» Direction
Lines containing the string "image" are to be collected in full.

» Data for processing

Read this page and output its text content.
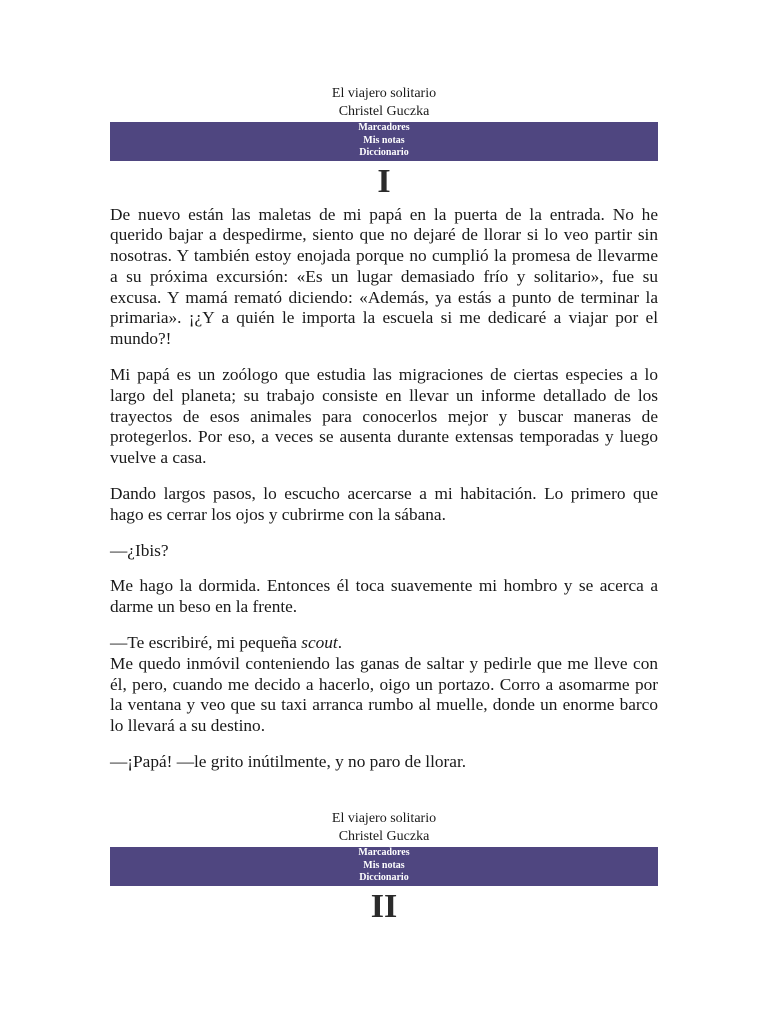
El viajero solitario
Christel Guczka
Marcadores
Mis notas
Diccionario
I

De nuevo están las maletas de mi papá en la puerta de la entrada. No he querido bajar a despedirme, siento que no dejaré de llorar si lo veo partir sin nosotras. Y también estoy enojada porque no cumplió la promesa de llevarme a su próxima excursión: «Es un lugar demasiado frío y solitario», fue su excusa. Y mamá remató diciendo: «Además, ya estás a punto de terminar la primaria». ¡¿Y a quién le importa la escuela si me dedicaré a viajar por el mundo?!

Mi papá es un zoólogo que estudia las migraciones de ciertas especies a lo largo del planeta; su trabajo consiste en llevar un informe detallado de los trayectos de esos animales para conocerlos mejor y buscar maneras de protegerlos. Por eso, a veces se ausenta durante extensas temporadas y luego vuelve a casa.

Dando largos pasos, lo escucho acercarse a mi habitación. Lo primero que hago es cerrar los ojos y cubrirme con la sábana.

—¿Ibis?

Me hago la dormida. Entonces él toca suavemente mi hombro y se acerca a darme un beso en la frente.

—Te escribiré, mi pequeña scout.

Me quedo inmóvil conteniendo las ganas de saltar y pedirle que me lleve con él, pero, cuando me decido a hacerlo, oigo un portazo. Corro a asomarme por la ventana y veo que su taxi arranca rumbo al muelle, donde un enorme barco lo llevará a su destino.

—¡Papá! —le grito inútilmente, y no paro de llorar.

El viajero solitario
Christel Guczka
Marcadores
Mis notas
Diccionario
II
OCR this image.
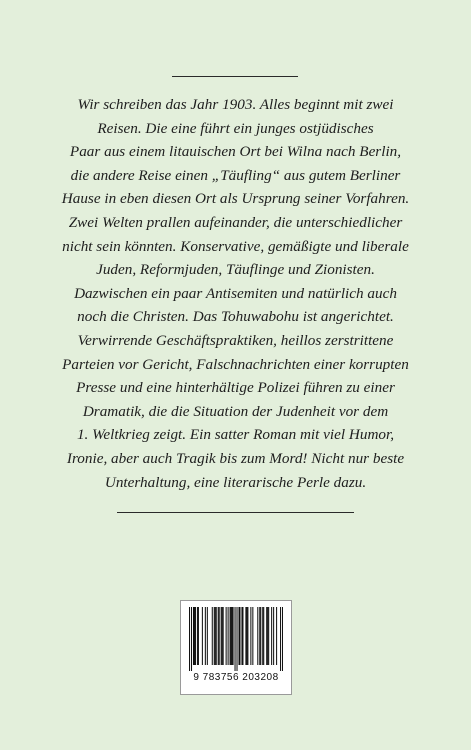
Wir schreiben das Jahr 1903. Alles beginnt mit zwei
Reisen. Die eine führt ein junges ostjüdisches
Paar aus einem litauischen Ort bei Wilna nach Berlin,
die andere Reise einen „Täufling“ aus gutem Berliner
Hause in eben diesen Ort als Ursprung seiner Vorfahren.
Zwei Welten prallen aufeinander, die unterschiedlicher
nicht sein könnten. Konservative, gemäßigte und liberale
Juden, Reformjuden, Täuflinge und Zionisten.
Dazwischen ein paar Antisemiten und natürlich auch
noch die Christen. Das Tohuwabohu ist angerichtet.
Verwirrende Geschäftspraktiken, heillos zerstrittene
Parteien vor Gericht, Falschnachrichten einer korrupten
Presse und eine hinterhältige Polizei führen zu einer
Dramatik, die die Situation der Judenheit vor dem
1. Weltkrieg zeigt. Ein satter Roman mit viel Humor,
Ironie, aber auch Tragik bis zum Mord! Nicht nur beste
Unterhaltung, eine literarische Perle dazu.
9 783756 203208
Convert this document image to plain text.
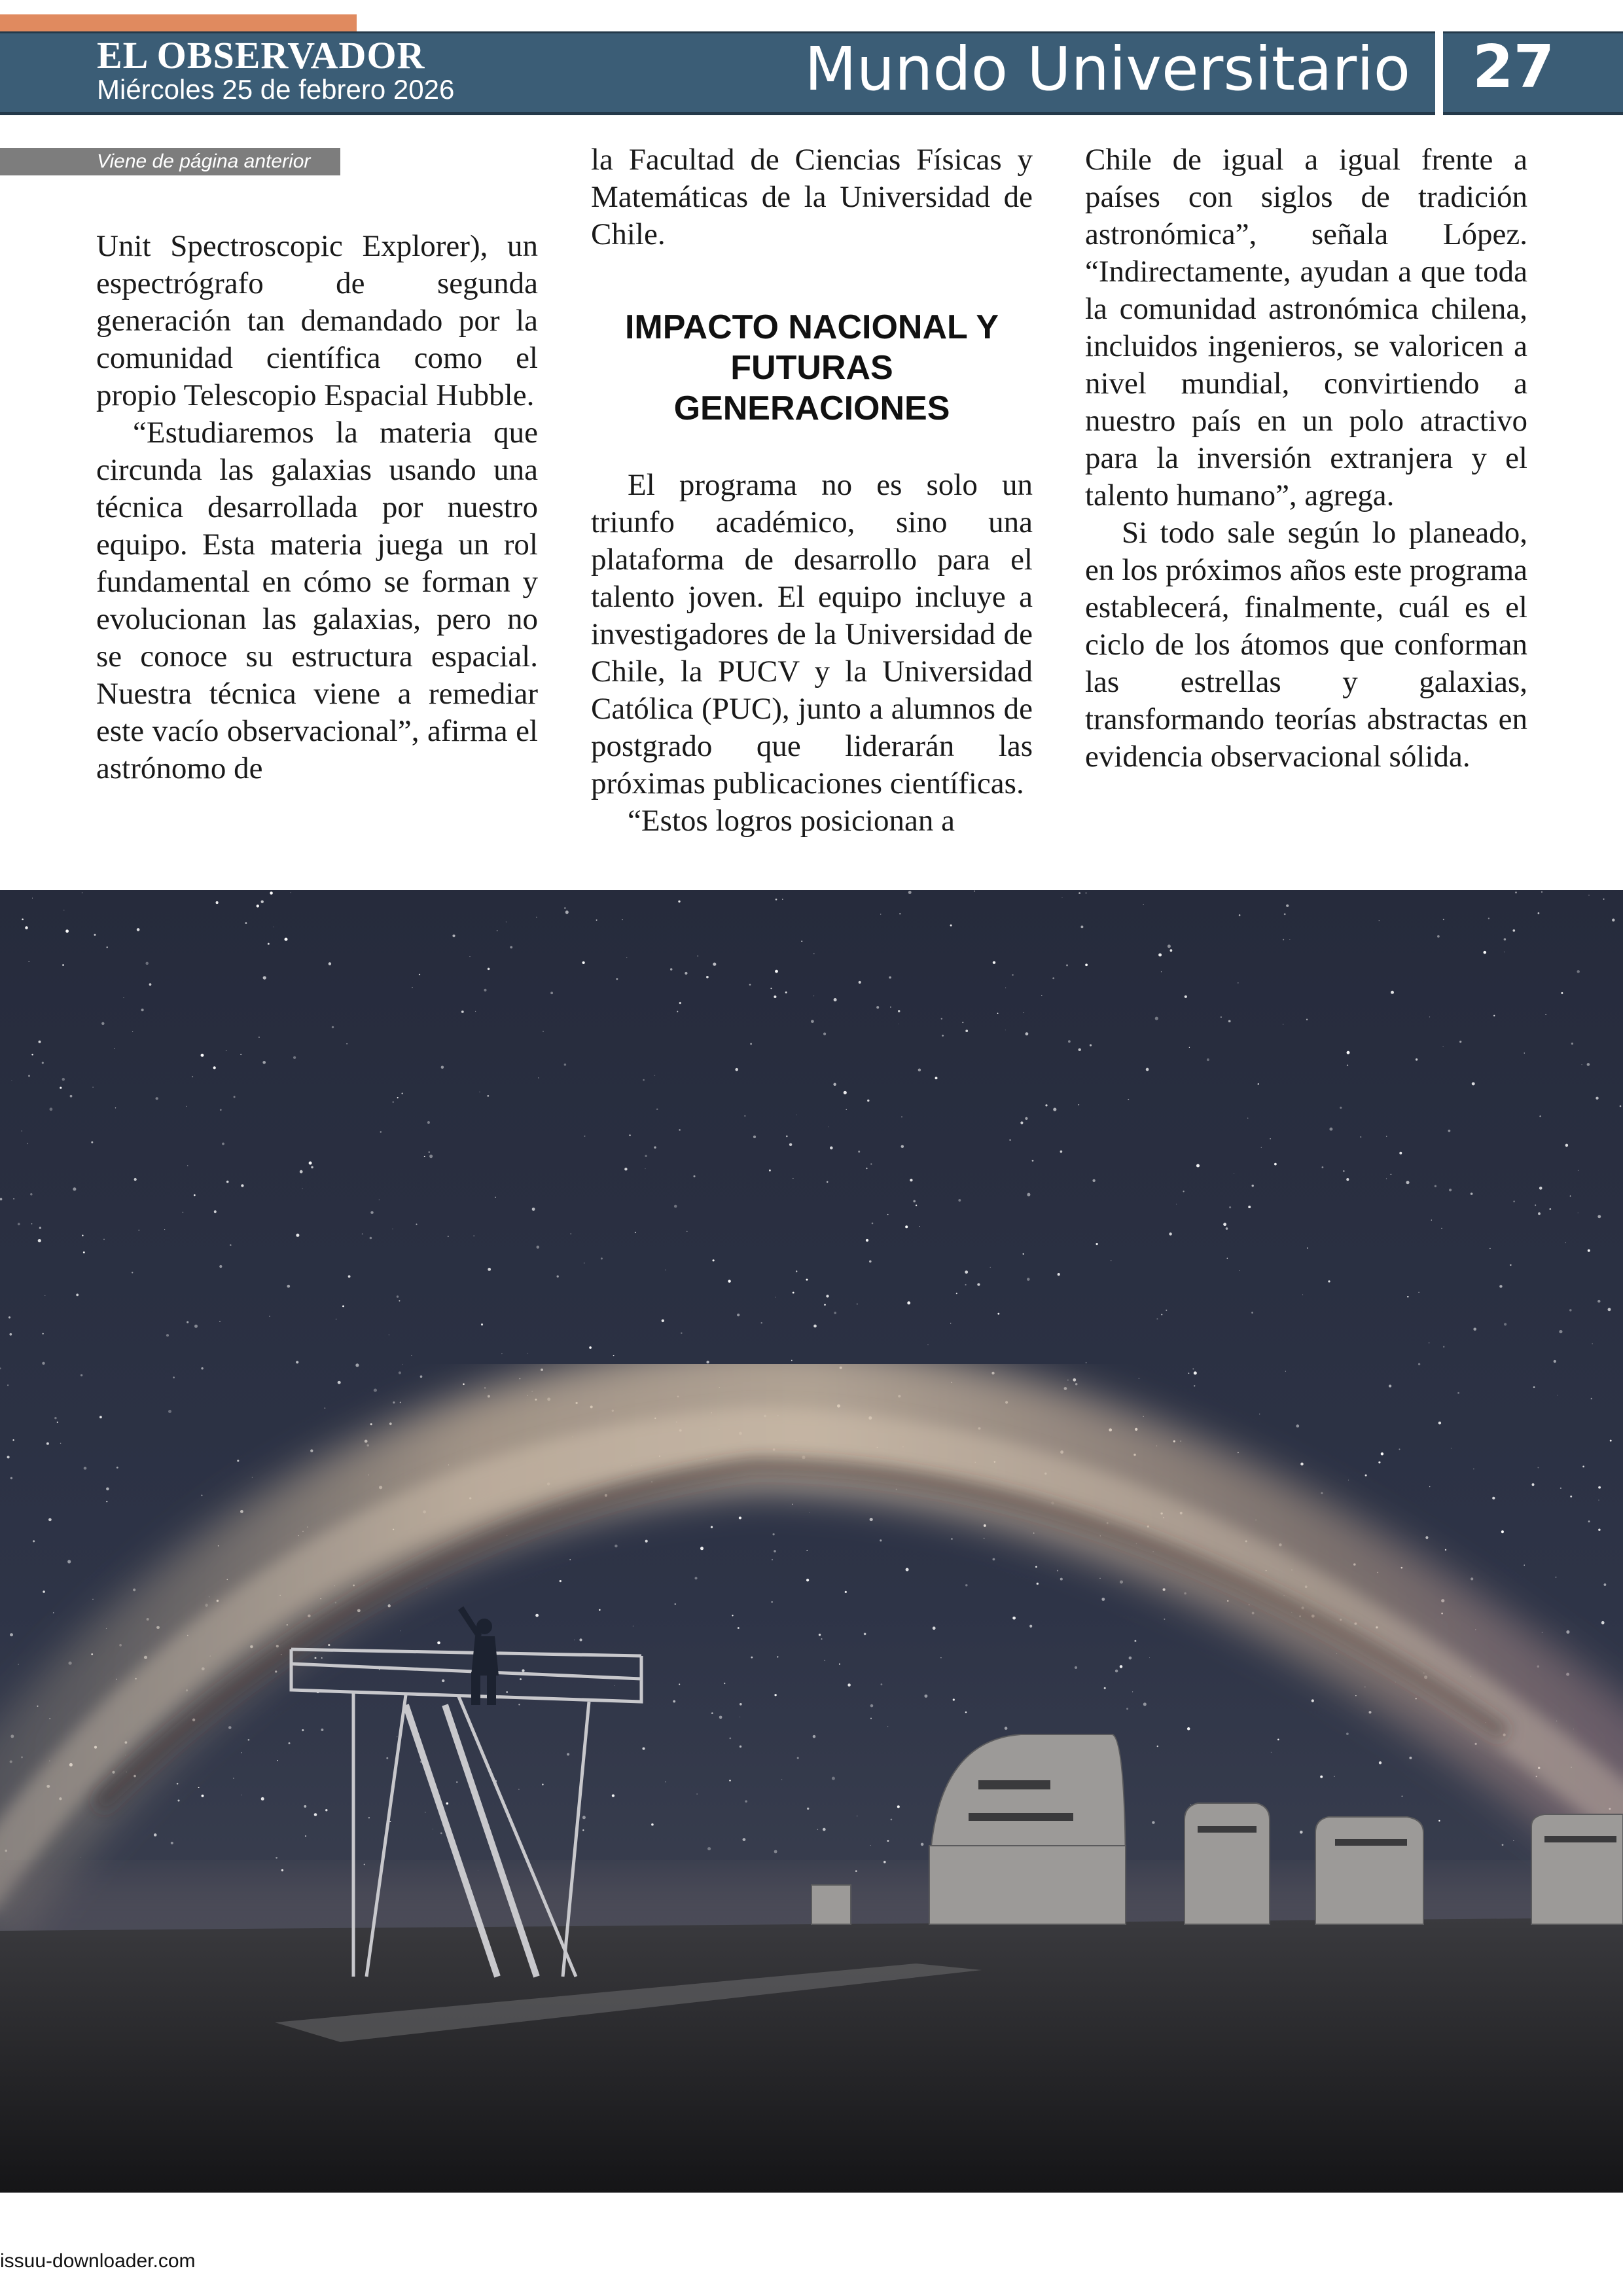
EL OBSERVADOR
Miércoles 25 de febrero 2026	Mundo Universitario 27
Viene de página anterior

Unit Spectroscopic Explorer), un espectrógrafo de segunda generación tan demandado por la comunidad científica como el propio Telescopio Espacial Hubble.

“Estudiaremos la materia que circunda las galaxias usando una técnica desarrollada por nuestro equipo. Esta materia juega un rol fundamental en cómo se forman y evolucionan las galaxias, pero no se conoce su estructura espacial. Nuestra técnica viene a remediar este vacío observacional”, afirma el astrónomo de

la Facultad de Ciencias Físicas y Matemáticas de la Universidad de Chile.

IMPACTO NACIONAL Y FUTURAS GENERACIONES

El programa no es solo un triunfo académico, sino una plataforma de desarrollo para el talento joven. El equipo incluye a investigadores de la Universidad de Chile, la PUCV y la Universidad Católica (PUC), junto a alumnos de postgrado que liderarán las próximas publicaciones científicas.

“Estos logros posicionan a

Chile de igual a igual frente a países con siglos de tradición astronómica”, señala López. “Indirectamente, ayudan a que toda la comunidad astronómica chilena, incluidos ingenieros, se valoricen a nivel mundial, convirtiendo a nuestro país en un polo atractivo para la inversión extranjera y el talento humano”, agrega.

Si todo sale según lo planeado, en los próximos años este programa establecerá, finalmente, cuál es el ciclo de los átomos que conforman las estrellas y galaxias, transformando teorías abstractas en evidencia observacional sólida.

issuu-downloader.com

» Result for this task
OCR this image.
Convert this document image to plain text.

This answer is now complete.